>> start Material provided

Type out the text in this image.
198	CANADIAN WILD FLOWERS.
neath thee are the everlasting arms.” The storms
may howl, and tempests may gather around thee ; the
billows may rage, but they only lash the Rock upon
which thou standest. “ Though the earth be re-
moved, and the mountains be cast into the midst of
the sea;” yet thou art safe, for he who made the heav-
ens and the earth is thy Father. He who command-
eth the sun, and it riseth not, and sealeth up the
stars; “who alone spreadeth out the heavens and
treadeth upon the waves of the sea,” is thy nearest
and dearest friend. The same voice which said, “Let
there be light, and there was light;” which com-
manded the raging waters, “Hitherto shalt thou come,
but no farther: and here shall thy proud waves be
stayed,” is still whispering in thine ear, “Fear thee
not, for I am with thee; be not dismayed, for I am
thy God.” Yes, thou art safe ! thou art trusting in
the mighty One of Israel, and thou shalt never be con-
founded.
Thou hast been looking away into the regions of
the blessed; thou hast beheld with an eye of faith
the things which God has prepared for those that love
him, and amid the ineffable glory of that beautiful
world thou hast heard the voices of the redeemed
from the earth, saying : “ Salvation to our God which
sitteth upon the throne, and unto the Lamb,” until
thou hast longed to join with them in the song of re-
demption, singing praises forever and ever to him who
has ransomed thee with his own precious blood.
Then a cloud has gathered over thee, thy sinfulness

>> end Material provided
>> start Material provided

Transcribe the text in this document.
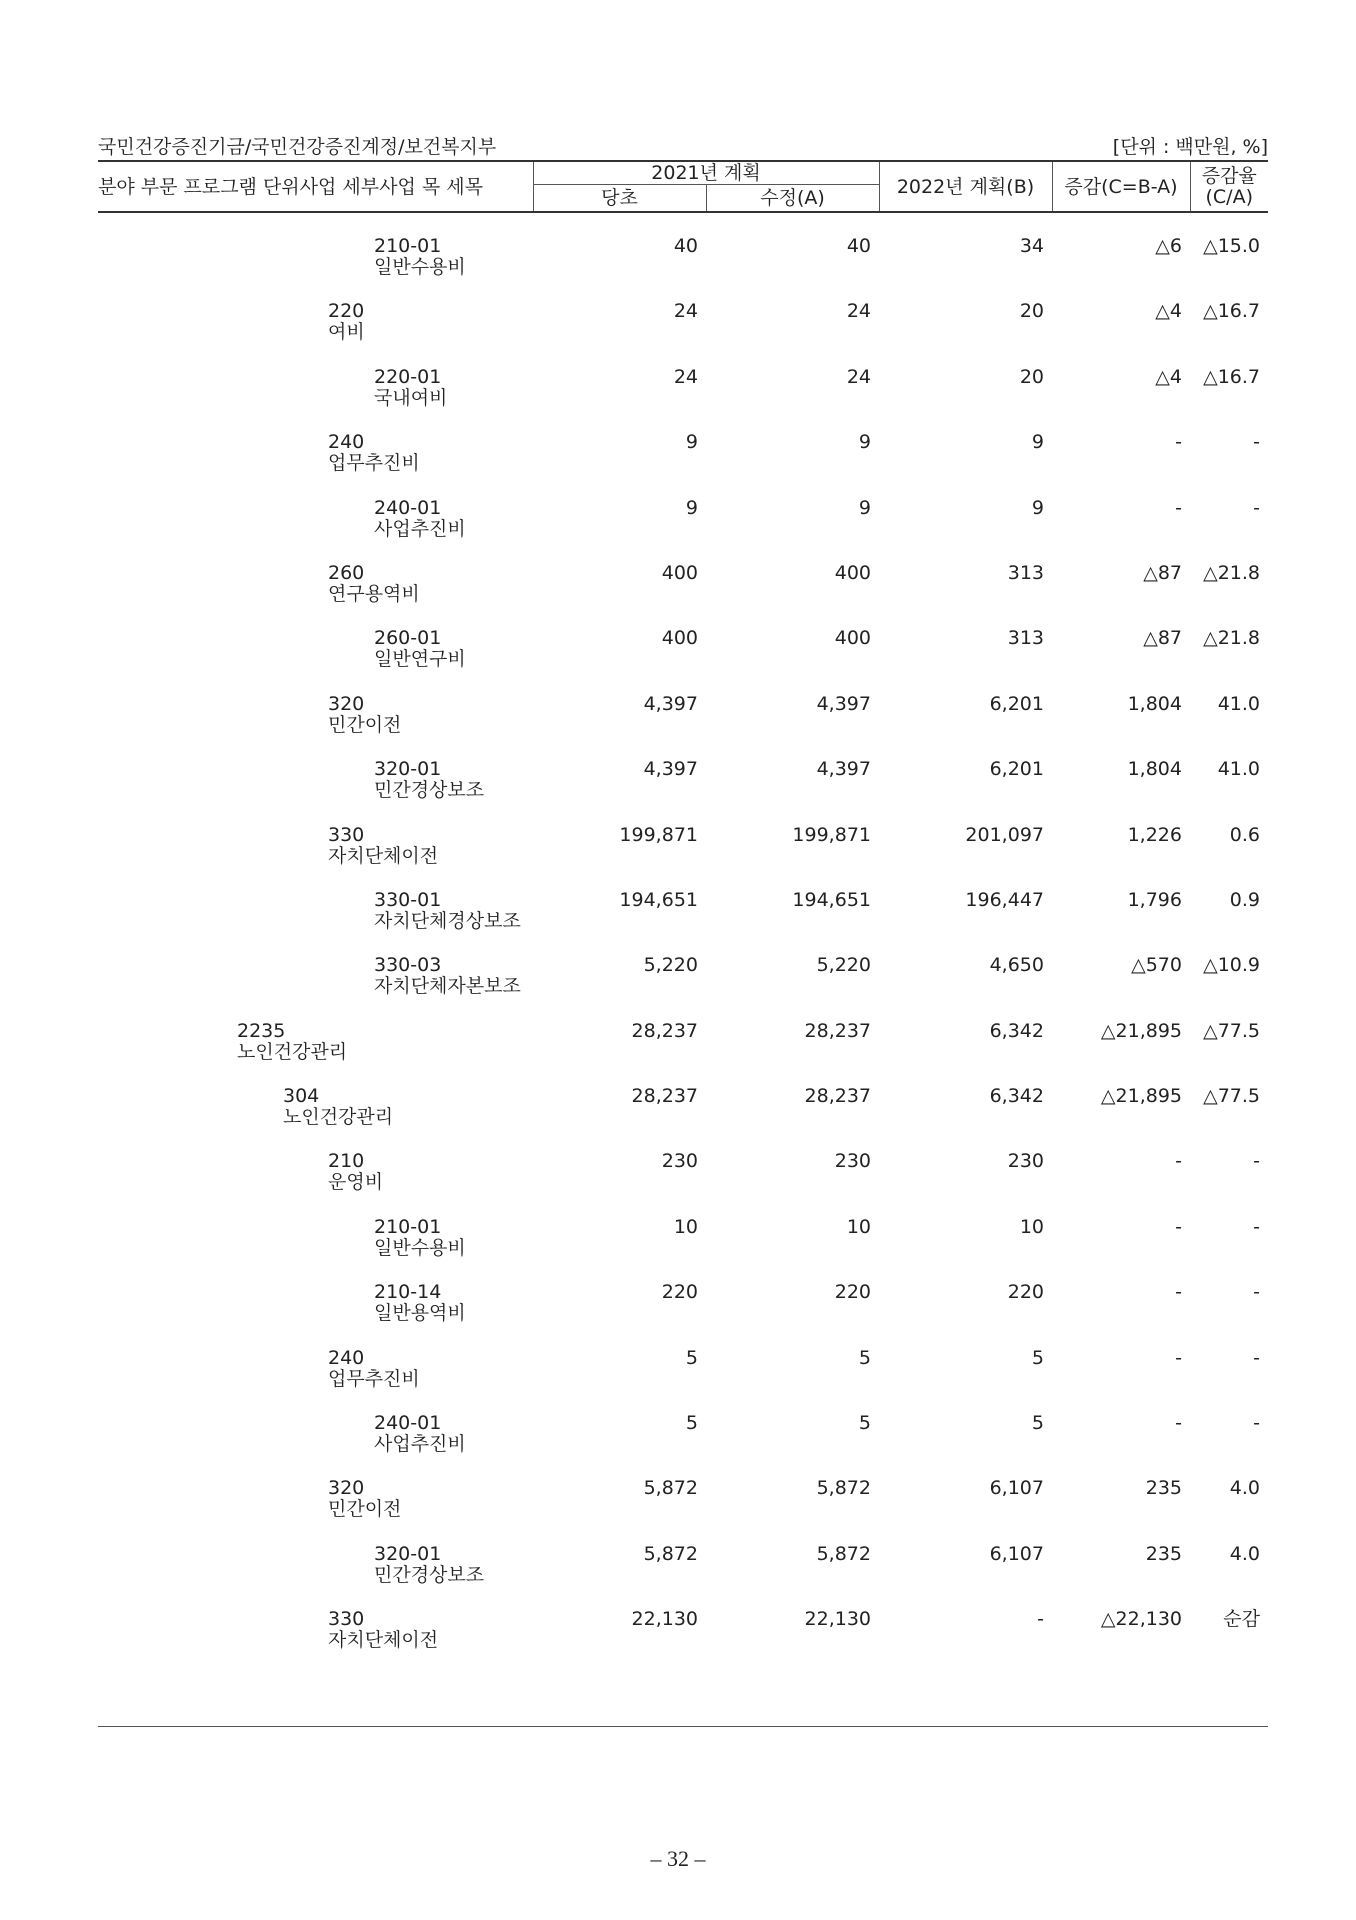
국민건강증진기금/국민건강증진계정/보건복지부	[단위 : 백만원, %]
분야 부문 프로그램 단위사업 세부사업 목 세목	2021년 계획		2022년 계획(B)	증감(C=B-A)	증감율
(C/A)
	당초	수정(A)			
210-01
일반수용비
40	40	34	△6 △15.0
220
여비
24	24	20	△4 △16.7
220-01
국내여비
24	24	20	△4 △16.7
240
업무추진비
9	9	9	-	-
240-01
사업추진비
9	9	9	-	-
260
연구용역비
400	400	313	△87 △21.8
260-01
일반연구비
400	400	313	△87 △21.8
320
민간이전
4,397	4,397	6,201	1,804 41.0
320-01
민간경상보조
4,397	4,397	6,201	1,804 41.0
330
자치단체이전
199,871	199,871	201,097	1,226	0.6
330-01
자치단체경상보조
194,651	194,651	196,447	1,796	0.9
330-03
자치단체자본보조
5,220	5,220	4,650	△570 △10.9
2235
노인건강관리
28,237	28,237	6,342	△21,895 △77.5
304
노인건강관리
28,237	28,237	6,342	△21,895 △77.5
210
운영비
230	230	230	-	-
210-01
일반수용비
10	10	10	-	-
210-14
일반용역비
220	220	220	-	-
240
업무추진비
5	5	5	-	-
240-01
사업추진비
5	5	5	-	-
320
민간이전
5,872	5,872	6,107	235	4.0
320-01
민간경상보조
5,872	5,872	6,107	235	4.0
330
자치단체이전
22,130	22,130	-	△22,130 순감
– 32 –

>> end Material provided

Each line in the entries above that includes the string "safe" should be extracted.

the sea;” yet thou art safe, for he who made the heav-
thy God.” Yes, thou art safe ! thou art trusting in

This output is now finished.